■ What is asked
Search the data for the word "stars". Reproduce every line where it is found.

Excerpts from a figure dataset
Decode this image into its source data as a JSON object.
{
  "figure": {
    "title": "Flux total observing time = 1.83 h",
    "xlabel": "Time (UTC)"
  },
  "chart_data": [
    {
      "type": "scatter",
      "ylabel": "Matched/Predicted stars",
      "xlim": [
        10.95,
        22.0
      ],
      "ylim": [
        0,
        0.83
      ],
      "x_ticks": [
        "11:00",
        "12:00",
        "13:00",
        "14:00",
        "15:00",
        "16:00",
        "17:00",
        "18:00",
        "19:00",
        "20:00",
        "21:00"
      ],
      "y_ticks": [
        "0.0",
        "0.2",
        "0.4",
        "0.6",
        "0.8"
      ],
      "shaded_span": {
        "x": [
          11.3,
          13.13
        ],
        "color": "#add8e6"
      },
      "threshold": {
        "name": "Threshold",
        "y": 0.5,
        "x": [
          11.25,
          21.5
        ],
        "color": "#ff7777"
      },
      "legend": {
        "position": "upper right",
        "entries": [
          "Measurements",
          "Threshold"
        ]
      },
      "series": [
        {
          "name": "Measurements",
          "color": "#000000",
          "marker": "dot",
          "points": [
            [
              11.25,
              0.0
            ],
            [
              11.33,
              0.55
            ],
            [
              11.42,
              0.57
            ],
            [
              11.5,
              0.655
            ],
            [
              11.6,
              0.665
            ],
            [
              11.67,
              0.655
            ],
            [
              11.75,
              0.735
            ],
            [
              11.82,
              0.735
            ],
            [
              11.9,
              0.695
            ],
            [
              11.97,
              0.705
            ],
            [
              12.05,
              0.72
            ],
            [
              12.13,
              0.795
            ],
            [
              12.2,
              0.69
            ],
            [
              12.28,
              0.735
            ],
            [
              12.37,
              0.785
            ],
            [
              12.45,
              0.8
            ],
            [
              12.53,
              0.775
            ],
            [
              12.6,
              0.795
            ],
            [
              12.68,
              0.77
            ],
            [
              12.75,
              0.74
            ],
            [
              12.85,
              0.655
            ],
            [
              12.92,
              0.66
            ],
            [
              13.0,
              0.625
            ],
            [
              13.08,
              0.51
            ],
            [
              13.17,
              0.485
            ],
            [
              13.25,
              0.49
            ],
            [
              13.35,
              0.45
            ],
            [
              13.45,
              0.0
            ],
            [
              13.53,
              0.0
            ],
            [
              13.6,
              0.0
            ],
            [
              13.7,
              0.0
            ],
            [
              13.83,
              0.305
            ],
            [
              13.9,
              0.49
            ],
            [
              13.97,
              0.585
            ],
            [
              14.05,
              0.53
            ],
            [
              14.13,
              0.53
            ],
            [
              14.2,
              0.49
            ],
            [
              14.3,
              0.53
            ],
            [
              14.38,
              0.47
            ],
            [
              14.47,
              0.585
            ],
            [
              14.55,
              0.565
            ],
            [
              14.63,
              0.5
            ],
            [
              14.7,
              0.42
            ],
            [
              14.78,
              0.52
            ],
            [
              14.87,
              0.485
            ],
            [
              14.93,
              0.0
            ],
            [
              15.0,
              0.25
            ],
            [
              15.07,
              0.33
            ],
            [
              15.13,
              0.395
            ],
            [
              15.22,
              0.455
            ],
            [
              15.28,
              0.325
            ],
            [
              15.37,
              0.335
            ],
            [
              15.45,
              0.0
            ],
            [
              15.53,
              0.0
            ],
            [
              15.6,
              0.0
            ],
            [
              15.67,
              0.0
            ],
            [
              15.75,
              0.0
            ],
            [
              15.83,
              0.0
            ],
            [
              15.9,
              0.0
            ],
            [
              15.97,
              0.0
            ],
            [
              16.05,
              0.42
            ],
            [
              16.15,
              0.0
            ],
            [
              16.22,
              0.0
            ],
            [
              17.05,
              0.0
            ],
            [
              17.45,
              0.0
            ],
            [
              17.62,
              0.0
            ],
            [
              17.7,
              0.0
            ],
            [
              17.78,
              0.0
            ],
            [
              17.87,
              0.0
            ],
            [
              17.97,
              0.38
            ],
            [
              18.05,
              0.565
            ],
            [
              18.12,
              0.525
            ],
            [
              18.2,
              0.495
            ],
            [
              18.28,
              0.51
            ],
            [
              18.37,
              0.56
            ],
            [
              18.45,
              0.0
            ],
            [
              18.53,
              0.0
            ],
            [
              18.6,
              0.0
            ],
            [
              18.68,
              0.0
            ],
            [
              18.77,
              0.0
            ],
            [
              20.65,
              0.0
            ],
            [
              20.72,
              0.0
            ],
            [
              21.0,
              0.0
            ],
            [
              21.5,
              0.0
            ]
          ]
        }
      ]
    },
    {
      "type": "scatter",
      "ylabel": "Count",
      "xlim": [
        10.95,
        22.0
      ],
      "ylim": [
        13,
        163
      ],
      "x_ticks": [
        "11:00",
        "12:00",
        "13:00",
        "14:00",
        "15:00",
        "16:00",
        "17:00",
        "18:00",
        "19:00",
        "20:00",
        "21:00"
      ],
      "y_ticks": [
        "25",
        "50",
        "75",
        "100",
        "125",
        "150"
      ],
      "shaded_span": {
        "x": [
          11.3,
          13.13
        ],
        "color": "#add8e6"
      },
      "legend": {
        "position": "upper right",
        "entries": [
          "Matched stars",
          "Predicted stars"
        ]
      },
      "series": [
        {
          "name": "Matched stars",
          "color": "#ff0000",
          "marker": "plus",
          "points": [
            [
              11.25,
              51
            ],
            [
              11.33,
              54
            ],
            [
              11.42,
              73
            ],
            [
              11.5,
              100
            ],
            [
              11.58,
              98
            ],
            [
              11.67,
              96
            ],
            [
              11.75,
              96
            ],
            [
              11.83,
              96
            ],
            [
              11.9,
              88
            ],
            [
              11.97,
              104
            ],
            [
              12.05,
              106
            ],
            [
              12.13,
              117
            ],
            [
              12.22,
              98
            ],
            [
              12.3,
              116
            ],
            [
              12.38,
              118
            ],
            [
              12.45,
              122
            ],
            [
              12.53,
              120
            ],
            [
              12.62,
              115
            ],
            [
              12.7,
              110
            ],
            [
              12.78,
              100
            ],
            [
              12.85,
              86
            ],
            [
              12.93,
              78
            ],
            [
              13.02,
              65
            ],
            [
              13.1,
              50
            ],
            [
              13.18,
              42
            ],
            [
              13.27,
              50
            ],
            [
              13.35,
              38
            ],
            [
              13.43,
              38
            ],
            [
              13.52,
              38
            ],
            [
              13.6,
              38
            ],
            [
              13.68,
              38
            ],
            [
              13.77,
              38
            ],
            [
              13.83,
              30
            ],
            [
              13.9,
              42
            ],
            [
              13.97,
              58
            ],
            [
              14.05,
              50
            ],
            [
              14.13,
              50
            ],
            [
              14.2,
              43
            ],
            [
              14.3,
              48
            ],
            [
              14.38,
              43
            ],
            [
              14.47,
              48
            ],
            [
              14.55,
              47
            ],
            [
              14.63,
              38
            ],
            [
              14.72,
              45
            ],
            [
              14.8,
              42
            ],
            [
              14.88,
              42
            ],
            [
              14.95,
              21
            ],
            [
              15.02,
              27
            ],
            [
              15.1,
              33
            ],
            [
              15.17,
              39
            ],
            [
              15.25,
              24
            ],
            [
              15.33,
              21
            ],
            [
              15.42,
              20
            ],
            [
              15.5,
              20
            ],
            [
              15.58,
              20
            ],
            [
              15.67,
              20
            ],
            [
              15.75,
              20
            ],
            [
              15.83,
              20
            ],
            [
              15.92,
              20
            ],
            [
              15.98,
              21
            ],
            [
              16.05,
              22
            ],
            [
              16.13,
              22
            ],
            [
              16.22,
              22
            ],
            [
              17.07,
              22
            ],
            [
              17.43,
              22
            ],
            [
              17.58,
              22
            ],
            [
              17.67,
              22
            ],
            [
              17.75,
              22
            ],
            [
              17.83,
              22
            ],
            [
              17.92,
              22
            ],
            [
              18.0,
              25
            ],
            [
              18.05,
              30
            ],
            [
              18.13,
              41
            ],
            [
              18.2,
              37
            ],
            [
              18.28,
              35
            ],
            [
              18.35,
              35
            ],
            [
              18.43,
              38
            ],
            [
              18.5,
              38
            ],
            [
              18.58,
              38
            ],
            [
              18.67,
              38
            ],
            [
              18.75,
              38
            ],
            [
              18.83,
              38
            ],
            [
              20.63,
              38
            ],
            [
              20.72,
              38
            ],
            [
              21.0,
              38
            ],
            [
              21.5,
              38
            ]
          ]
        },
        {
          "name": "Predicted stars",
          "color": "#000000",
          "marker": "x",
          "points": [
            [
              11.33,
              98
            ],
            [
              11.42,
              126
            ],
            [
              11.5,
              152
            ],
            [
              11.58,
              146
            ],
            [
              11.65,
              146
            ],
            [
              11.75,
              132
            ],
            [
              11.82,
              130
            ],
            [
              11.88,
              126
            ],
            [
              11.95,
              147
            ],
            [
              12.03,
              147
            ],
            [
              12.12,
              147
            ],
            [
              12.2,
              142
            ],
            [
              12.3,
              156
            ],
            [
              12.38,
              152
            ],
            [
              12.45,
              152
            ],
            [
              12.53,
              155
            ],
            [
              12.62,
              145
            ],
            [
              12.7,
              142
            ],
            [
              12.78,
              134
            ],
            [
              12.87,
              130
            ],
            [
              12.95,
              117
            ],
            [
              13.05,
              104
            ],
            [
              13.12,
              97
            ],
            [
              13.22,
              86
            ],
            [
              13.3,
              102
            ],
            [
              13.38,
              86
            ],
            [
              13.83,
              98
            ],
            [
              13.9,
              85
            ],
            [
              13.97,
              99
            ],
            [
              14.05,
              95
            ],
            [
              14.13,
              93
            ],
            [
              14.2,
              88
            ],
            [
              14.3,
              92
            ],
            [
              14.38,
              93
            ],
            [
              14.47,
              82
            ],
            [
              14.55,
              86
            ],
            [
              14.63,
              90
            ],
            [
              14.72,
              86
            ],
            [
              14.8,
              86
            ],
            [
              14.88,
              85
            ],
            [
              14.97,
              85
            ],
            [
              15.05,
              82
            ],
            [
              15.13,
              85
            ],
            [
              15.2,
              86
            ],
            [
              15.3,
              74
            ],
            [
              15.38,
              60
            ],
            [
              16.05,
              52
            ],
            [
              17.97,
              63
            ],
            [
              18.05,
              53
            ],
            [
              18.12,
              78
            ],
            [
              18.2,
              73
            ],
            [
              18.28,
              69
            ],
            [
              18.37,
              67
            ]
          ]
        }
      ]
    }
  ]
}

■ Solution to the problem
      "ylabel": "Matched/Predicted stars",
          "Matched stars",
          "Predicted stars"
          "name": "Matched stars",
          "name": "Predicted stars",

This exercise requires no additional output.